## Stated goal
Copy all of the records below line for line, without any changes.

[start Information supplied]

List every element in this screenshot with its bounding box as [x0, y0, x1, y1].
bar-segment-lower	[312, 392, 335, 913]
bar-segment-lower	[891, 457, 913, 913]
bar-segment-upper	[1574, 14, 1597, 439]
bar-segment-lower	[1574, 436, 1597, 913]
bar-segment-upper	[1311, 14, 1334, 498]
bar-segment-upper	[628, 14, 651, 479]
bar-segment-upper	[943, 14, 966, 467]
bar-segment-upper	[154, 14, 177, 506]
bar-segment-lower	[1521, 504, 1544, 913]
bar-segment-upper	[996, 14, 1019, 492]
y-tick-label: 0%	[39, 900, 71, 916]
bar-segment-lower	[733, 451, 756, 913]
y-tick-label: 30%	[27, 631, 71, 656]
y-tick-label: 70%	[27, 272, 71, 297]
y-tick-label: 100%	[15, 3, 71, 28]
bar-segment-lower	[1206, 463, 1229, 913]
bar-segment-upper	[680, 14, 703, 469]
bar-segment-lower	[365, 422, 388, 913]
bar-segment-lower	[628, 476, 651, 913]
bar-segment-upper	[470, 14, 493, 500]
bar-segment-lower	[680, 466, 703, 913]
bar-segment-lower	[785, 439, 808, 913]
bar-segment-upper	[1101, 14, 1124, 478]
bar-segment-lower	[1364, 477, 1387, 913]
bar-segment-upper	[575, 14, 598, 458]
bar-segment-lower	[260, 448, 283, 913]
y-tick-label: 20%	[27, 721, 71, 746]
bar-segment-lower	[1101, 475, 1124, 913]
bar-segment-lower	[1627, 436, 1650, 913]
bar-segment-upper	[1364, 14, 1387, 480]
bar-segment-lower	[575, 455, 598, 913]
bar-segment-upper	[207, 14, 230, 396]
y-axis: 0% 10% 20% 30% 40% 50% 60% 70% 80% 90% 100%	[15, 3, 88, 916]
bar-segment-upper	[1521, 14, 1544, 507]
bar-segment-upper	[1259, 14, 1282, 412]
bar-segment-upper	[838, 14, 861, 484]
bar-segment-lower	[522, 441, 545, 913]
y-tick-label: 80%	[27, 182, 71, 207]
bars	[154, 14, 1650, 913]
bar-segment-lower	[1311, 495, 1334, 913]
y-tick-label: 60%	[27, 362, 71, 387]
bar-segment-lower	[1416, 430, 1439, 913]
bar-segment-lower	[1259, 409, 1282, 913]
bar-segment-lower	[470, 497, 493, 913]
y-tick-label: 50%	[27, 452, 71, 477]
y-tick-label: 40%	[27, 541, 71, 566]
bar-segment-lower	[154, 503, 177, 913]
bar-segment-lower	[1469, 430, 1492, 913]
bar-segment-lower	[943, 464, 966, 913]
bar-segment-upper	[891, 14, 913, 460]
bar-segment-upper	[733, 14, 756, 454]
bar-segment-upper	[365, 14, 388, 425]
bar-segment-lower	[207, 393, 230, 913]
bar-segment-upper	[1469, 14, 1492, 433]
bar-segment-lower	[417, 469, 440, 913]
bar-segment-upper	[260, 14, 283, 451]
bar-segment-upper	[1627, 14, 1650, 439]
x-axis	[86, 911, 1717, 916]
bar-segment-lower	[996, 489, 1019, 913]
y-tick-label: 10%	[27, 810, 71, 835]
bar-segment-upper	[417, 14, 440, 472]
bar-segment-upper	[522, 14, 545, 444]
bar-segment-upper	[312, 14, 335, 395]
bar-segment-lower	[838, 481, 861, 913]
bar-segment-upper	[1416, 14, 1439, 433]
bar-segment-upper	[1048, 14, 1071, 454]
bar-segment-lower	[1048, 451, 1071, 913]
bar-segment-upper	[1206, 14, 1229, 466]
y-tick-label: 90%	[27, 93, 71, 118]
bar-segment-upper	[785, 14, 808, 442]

[end Information supplied]

## Problem solution
List every element in this screenshot with its bounding box as [x0, y0, x1, y1].
bar-segment-lower	[312, 392, 335, 913]
bar-segment-lower	[891, 457, 913, 913]
bar-segment-upper	[1574, 14, 1597, 439]
bar-segment-lower	[1574, 436, 1597, 913]
bar-segment-upper	[1311, 14, 1334, 498]
bar-segment-upper	[628, 14, 651, 479]
bar-segment-upper	[943, 14, 966, 467]
bar-segment-upper	[154, 14, 177, 506]
bar-segment-lower	[1521, 504, 1544, 913]
bar-segment-upper	[996, 14, 1019, 492]
y-tick-label: 0%	[39, 900, 71, 916]
bar-segment-lower	[733, 451, 756, 913]
y-tick-label: 30%	[27, 631, 71, 656]
y-tick-label: 70%	[27, 272, 71, 297]
y-tick-label: 100%	[15, 3, 71, 28]
bar-segment-lower	[1206, 463, 1229, 913]
bar-segment-upper	[680, 14, 703, 469]
bar-segment-lower	[365, 422, 388, 913]
bar-segment-lower	[628, 476, 651, 913]
bar-segment-upper	[470, 14, 493, 500]
bar-segment-lower	[680, 466, 703, 913]
bar-segment-lower	[785, 439, 808, 913]
bar-segment-upper	[1101, 14, 1124, 478]
bar-segment-lower	[1364, 477, 1387, 913]
bar-segment-upper	[575, 14, 598, 458]
bar-segment-lower	[260, 448, 283, 913]
y-tick-label: 20%	[27, 721, 71, 746]
bar-segment-lower	[1101, 475, 1124, 913]
bar-segment-lower	[1627, 436, 1650, 913]
bar-segment-upper	[1364, 14, 1387, 480]
bar-segment-lower	[575, 455, 598, 913]
bar-segment-upper	[207, 14, 230, 396]
y-axis: 0% 10% 20% 30% 40% 50% 60% 70% 80% 90% 100%	[15, 3, 88, 916]
bar-segment-upper	[1521, 14, 1544, 507]
bar-segment-upper	[1259, 14, 1282, 412]
bar-segment-upper	[838, 14, 861, 484]
bar-segment-lower	[522, 441, 545, 913]
y-tick-label: 80%	[27, 182, 71, 207]
bars	[154, 14, 1650, 913]
bar-segment-lower	[1311, 495, 1334, 913]
y-tick-label: 60%	[27, 362, 71, 387]
bar-segment-lower	[1416, 430, 1439, 913]
bar-segment-lower	[1259, 409, 1282, 913]
bar-segment-lower	[470, 497, 493, 913]
y-tick-label: 50%	[27, 452, 71, 477]
y-tick-label: 40%	[27, 541, 71, 566]
bar-segment-lower	[154, 503, 177, 913]
bar-segment-lower	[1469, 430, 1492, 913]
bar-segment-lower	[943, 464, 966, 913]
bar-segment-upper	[891, 14, 913, 460]
bar-segment-upper	[733, 14, 756, 454]
bar-segment-upper	[365, 14, 388, 425]
bar-segment-lower	[207, 393, 230, 913]
bar-segment-upper	[1469, 14, 1492, 433]
bar-segment-lower	[417, 469, 440, 913]
bar-segment-upper	[260, 14, 283, 451]
bar-segment-upper	[1627, 14, 1650, 439]
x-axis	[86, 911, 1717, 916]
bar-segment-lower	[996, 489, 1019, 913]
y-tick-label: 10%	[27, 810, 71, 835]
bar-segment-upper	[417, 14, 440, 472]
bar-segment-upper	[522, 14, 545, 444]
bar-segment-upper	[312, 14, 335, 395]
bar-segment-lower	[838, 481, 861, 913]
bar-segment-upper	[1416, 14, 1439, 433]
bar-segment-upper	[1048, 14, 1071, 454]
bar-segment-lower	[1048, 451, 1071, 913]
bar-segment-upper	[1206, 14, 1229, 466]
y-tick-label: 90%	[27, 93, 71, 118]
bar-segment-upper	[785, 14, 808, 442]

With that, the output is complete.